=== Data shown ===
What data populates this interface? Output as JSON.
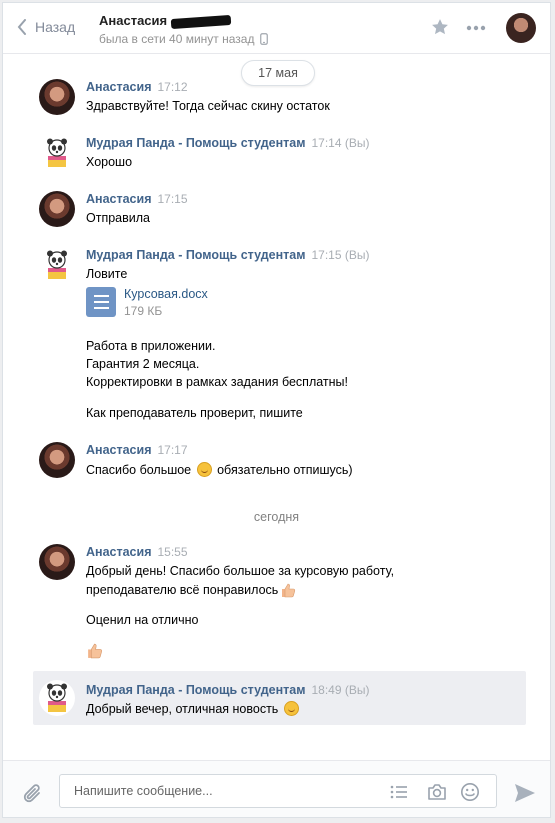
{
  "header": {
    "back_label": "Назад",
    "contact_name": "Анастасия",
    "status_text": "была в сети 40 минут назад"
  },
  "separators": {
    "date_pill": "17 мая",
    "today": "сегодня"
  },
  "messages": [
    {
      "author": "Анастасия",
      "time": "17:12",
      "lines": [
        "Здравствуйте! Тогда сейчас скину остаток"
      ]
    },
    {
      "author": "Мудрая Панда - Помощь студентам",
      "time": "17:14 (Вы)",
      "lines": [
        "Хорошо"
      ]
    },
    {
      "author": "Анастасия",
      "time": "17:15",
      "lines": [
        "Отправила"
      ]
    },
    {
      "author": "Мудрая Панда - Помощь студентам",
      "time": "17:15 (Вы)",
      "lines": [
        "Ловите",
        "Работа в приложении.",
        "Гарантия 2 месяца.",
        "Корректировки в рамках задания бесплатны!",
        "Как преподаватель проверит, пишите"
      ],
      "attachment": {
        "name": "Курсовая.docx",
        "size": "179 КБ"
      }
    },
    {
      "author": "Анастасия",
      "time": "17:17",
      "lines": [
        "Спасибо большое",
        "обязательно отпишусь)"
      ]
    },
    {
      "author": "Анастасия",
      "time": "15:55",
      "lines": [
        "Добрый день! Спасибо большое за курсовую работу,",
        "преподавателю всё понравилось",
        "Оценил на отлично"
      ]
    },
    {
      "author": "Мудрая Панда - Помощь студентам",
      "time": "18:49 (Вы)",
      "lines": [
        "Добрый вечер, отличная новость"
      ]
    }
  ],
  "composer": {
    "placeholder": "Напишите сообщение..."
  },
  "colors": {
    "link": "#42648b",
    "accent": "#5181b8",
    "doc_icon": "#6f94c5",
    "highlight": "#edeef2"
  }
}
===
§ **Problem to solve**: Retype everything in the material word for word, minus pictures.

§ **Task result**:
What data populates this interface? Output as JSON.
{
  "header": {
    "back_label": "Назад",
    "contact_name": "Анастасия",
    "status_text": "была в сети 40 минут назад"
  },
  "separators": {
    "date_pill": "17 мая",
    "today": "сегодня"
  },
  "messages": [
    {
      "author": "Анастасия",
      "time": "17:12",
      "lines": [
        "Здравствуйте! Тогда сейчас скину остаток"
      ]
    },
    {
      "author": "Мудрая Панда - Помощь студентам",
      "time": "17:14 (Вы)",
      "lines": [
        "Хорошо"
      ]
    },
    {
      "author": "Анастасия",
      "time": "17:15",
      "lines": [
        "Отправила"
      ]
    },
    {
      "author": "Мудрая Панда - Помощь студентам",
      "time": "17:15 (Вы)",
      "lines": [
        "Ловите",
        "Работа в приложении.",
        "Гарантия 2 месяца.",
        "Корректировки в рамках задания бесплатны!",
        "Как преподаватель проверит, пишите"
      ],
      "attachment": {
        "name": "Курсовая.docx",
        "size": "179 КБ"
      }
    },
    {
      "author": "Анастасия",
      "time": "17:17",
      "lines": [
        "Спасибо большое",
        "обязательно отпишусь)"
      ]
    },
    {
      "author": "Анастасия",
      "time": "15:55",
      "lines": [
        "Добрый день! Спасибо большое за курсовую работу,",
        "преподавателю всё понравилось",
        "Оценил на отлично"
      ]
    },
    {
      "author": "Мудрая Панда - Помощь студентам",
      "time": "18:49 (Вы)",
      "lines": [
        "Добрый вечер, отличная новость"
      ]
    }
  ],
  "composer": {
    "placeholder": "Напишите сообщение..."
  },
  "colors": {
    "link": "#42648b",
    "accent": "#5181b8",
    "doc_icon": "#6f94c5",
    "highlight": "#edeef2"
  }
}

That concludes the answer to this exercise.